◆ Problem to solve ◆
Transcribe the records that follow, preserving every word.
+++++
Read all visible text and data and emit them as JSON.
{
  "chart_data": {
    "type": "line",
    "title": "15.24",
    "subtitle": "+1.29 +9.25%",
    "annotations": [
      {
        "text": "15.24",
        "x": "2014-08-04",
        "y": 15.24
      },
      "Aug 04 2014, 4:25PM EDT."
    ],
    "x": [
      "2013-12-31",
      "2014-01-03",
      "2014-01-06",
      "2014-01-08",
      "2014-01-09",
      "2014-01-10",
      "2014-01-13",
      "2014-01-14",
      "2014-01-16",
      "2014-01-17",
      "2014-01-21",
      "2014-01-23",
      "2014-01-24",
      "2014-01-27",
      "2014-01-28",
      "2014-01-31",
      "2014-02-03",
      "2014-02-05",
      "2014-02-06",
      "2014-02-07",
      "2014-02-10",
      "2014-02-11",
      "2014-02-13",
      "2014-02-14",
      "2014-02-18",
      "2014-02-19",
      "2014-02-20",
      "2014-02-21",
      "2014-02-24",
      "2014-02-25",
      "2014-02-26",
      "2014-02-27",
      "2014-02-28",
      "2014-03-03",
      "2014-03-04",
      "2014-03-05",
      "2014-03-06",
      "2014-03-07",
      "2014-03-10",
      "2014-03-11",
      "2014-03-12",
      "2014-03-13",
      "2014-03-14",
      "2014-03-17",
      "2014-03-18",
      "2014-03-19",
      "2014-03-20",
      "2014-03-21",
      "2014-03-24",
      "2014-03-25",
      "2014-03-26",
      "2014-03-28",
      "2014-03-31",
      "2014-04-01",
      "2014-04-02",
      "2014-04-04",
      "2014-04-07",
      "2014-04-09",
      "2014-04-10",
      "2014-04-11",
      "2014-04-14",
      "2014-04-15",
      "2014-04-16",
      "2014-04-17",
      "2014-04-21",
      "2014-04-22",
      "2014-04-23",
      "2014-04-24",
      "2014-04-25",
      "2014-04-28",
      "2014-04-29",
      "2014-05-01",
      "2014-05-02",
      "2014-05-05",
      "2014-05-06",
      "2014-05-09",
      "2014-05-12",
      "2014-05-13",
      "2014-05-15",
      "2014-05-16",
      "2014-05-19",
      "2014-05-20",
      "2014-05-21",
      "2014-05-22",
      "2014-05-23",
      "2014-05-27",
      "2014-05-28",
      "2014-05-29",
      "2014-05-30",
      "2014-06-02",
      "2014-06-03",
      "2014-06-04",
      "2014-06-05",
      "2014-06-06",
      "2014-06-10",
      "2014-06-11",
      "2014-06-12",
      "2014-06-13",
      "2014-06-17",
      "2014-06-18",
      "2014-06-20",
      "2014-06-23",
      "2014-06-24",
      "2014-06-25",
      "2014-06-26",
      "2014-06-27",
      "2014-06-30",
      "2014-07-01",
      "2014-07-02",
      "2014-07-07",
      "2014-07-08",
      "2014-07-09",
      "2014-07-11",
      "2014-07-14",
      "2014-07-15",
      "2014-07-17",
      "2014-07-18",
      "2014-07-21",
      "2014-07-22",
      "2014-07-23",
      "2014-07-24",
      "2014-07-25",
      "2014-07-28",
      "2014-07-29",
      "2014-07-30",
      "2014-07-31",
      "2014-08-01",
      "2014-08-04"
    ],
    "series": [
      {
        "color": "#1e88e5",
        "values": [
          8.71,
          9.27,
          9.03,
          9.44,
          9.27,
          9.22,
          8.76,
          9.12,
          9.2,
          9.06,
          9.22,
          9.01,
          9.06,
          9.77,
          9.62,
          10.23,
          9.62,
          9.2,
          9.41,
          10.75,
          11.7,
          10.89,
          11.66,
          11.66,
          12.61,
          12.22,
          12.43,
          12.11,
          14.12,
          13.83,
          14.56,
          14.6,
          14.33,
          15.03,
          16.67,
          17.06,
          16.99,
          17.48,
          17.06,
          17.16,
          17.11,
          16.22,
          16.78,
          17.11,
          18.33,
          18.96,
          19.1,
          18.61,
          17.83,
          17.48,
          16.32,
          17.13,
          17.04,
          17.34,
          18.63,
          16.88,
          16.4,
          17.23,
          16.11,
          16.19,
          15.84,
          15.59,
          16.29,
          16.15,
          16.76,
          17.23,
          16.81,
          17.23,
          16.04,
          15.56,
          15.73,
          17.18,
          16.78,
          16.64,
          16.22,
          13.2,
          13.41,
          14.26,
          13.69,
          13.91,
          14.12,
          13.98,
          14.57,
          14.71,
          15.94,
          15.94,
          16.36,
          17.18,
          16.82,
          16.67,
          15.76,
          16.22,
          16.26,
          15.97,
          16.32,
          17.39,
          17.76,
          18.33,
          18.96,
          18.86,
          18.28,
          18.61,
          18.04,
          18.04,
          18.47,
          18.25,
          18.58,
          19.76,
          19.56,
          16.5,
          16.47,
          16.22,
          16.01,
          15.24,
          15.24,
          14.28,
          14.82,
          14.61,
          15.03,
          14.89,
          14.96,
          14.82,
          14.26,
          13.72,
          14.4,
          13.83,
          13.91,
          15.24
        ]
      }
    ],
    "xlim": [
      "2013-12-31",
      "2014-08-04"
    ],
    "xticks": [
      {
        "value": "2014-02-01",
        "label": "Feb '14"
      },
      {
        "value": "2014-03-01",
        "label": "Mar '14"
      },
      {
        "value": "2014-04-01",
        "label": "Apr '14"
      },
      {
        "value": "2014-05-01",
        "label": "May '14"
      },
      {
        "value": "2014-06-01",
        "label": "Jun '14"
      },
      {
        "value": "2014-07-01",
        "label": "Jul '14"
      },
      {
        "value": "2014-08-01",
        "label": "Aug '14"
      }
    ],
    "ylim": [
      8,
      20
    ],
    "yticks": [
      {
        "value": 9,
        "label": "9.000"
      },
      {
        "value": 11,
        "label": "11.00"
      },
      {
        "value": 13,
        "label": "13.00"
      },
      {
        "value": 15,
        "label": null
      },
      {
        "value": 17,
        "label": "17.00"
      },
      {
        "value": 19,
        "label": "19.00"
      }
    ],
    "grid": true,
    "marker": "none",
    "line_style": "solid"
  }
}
+++++
◆ Exercise output ◆
Read all visible text and data and emit them as JSON.
{
  "chart_data": {
    "type": "line",
    "title": "15.24",
    "subtitle": "+1.29 +9.25%",
    "annotations": [
      {
        "text": "15.24",
        "x": "2014-08-04",
        "y": 15.24
      },
      "Aug 04 2014, 4:25PM EDT."
    ],
    "x": [
      "2013-12-31",
      "2014-01-03",
      "2014-01-06",
      "2014-01-08",
      "2014-01-09",
      "2014-01-10",
      "2014-01-13",
      "2014-01-14",
      "2014-01-16",
      "2014-01-17",
      "2014-01-21",
      "2014-01-23",
      "2014-01-24",
      "2014-01-27",
      "2014-01-28",
      "2014-01-31",
      "2014-02-03",
      "2014-02-05",
      "2014-02-06",
      "2014-02-07",
      "2014-02-10",
      "2014-02-11",
      "2014-02-13",
      "2014-02-14",
      "2014-02-18",
      "2014-02-19",
      "2014-02-20",
      "2014-02-21",
      "2014-02-24",
      "2014-02-25",
      "2014-02-26",
      "2014-02-27",
      "2014-02-28",
      "2014-03-03",
      "2014-03-04",
      "2014-03-05",
      "2014-03-06",
      "2014-03-07",
      "2014-03-10",
      "2014-03-11",
      "2014-03-12",
      "2014-03-13",
      "2014-03-14",
      "2014-03-17",
      "2014-03-18",
      "2014-03-19",
      "2014-03-20",
      "2014-03-21",
      "2014-03-24",
      "2014-03-25",
      "2014-03-26",
      "2014-03-28",
      "2014-03-31",
      "2014-04-01",
      "2014-04-02",
      "2014-04-04",
      "2014-04-07",
      "2014-04-09",
      "2014-04-10",
      "2014-04-11",
      "2014-04-14",
      "2014-04-15",
      "2014-04-16",
      "2014-04-17",
      "2014-04-21",
      "2014-04-22",
      "2014-04-23",
      "2014-04-24",
      "2014-04-25",
      "2014-04-28",
      "2014-04-29",
      "2014-05-01",
      "2014-05-02",
      "2014-05-05",
      "2014-05-06",
      "2014-05-09",
      "2014-05-12",
      "2014-05-13",
      "2014-05-15",
      "2014-05-16",
      "2014-05-19",
      "2014-05-20",
      "2014-05-21",
      "2014-05-22",
      "2014-05-23",
      "2014-05-27",
      "2014-05-28",
      "2014-05-29",
      "2014-05-30",
      "2014-06-02",
      "2014-06-03",
      "2014-06-04",
      "2014-06-05",
      "2014-06-06",
      "2014-06-10",
      "2014-06-11",
      "2014-06-12",
      "2014-06-13",
      "2014-06-17",
      "2014-06-18",
      "2014-06-20",
      "2014-06-23",
      "2014-06-24",
      "2014-06-25",
      "2014-06-26",
      "2014-06-27",
      "2014-06-30",
      "2014-07-01",
      "2014-07-02",
      "2014-07-07",
      "2014-07-08",
      "2014-07-09",
      "2014-07-11",
      "2014-07-14",
      "2014-07-15",
      "2014-07-17",
      "2014-07-18",
      "2014-07-21",
      "2014-07-22",
      "2014-07-23",
      "2014-07-24",
      "2014-07-25",
      "2014-07-28",
      "2014-07-29",
      "2014-07-30",
      "2014-07-31",
      "2014-08-01",
      "2014-08-04"
    ],
    "series": [
      {
        "color": "#1e88e5",
        "values": [
          8.71,
          9.27,
          9.03,
          9.44,
          9.27,
          9.22,
          8.76,
          9.12,
          9.2,
          9.06,
          9.22,
          9.01,
          9.06,
          9.77,
          9.62,
          10.23,
          9.62,
          9.2,
          9.41,
          10.75,
          11.7,
          10.89,
          11.66,
          11.66,
          12.61,
          12.22,
          12.43,
          12.11,
          14.12,
          13.83,
          14.56,
          14.6,
          14.33,
          15.03,
          16.67,
          17.06,
          16.99,
          17.48,
          17.06,
          17.16,
          17.11,
          16.22,
          16.78,
          17.11,
          18.33,
          18.96,
          19.1,
          18.61,
          17.83,
          17.48,
          16.32,
          17.13,
          17.04,
          17.34,
          18.63,
          16.88,
          16.4,
          17.23,
          16.11,
          16.19,
          15.84,
          15.59,
          16.29,
          16.15,
          16.76,
          17.23,
          16.81,
          17.23,
          16.04,
          15.56,
          15.73,
          17.18,
          16.78,
          16.64,
          16.22,
          13.2,
          13.41,
          14.26,
          13.69,
          13.91,
          14.12,
          13.98,
          14.57,
          14.71,
          15.94,
          15.94,
          16.36,
          17.18,
          16.82,
          16.67,
          15.76,
          16.22,
          16.26,
          15.97,
          16.32,
          17.39,
          17.76,
          18.33,
          18.96,
          18.86,
          18.28,
          18.61,
          18.04,
          18.04,
          18.47,
          18.25,
          18.58,
          19.76,
          19.56,
          16.5,
          16.47,
          16.22,
          16.01,
          15.24,
          15.24,
          14.28,
          14.82,
          14.61,
          15.03,
          14.89,
          14.96,
          14.82,
          14.26,
          13.72,
          14.4,
          13.83,
          13.91,
          15.24
        ]
      }
    ],
    "xlim": [
      "2013-12-31",
      "2014-08-04"
    ],
    "xticks": [
      {
        "value": "2014-02-01",
        "label": "Feb '14"
      },
      {
        "value": "2014-03-01",
        "label": "Mar '14"
      },
      {
        "value": "2014-04-01",
        "label": "Apr '14"
      },
      {
        "value": "2014-05-01",
        "label": "May '14"
      },
      {
        "value": "2014-06-01",
        "label": "Jun '14"
      },
      {
        "value": "2014-07-01",
        "label": "Jul '14"
      },
      {
        "value": "2014-08-01",
        "label": "Aug '14"
      }
    ],
    "ylim": [
      8,
      20
    ],
    "yticks": [
      {
        "value": 9,
        "label": "9.000"
      },
      {
        "value": 11,
        "label": "11.00"
      },
      {
        "value": 13,
        "label": "13.00"
      },
      {
        "value": 15,
        "label": null
      },
      {
        "value": 17,
        "label": "17.00"
      },
      {
        "value": 19,
        "label": "19.00"
      }
    ],
    "grid": true,
    "marker": "none",
    "line_style": "solid"
  }
}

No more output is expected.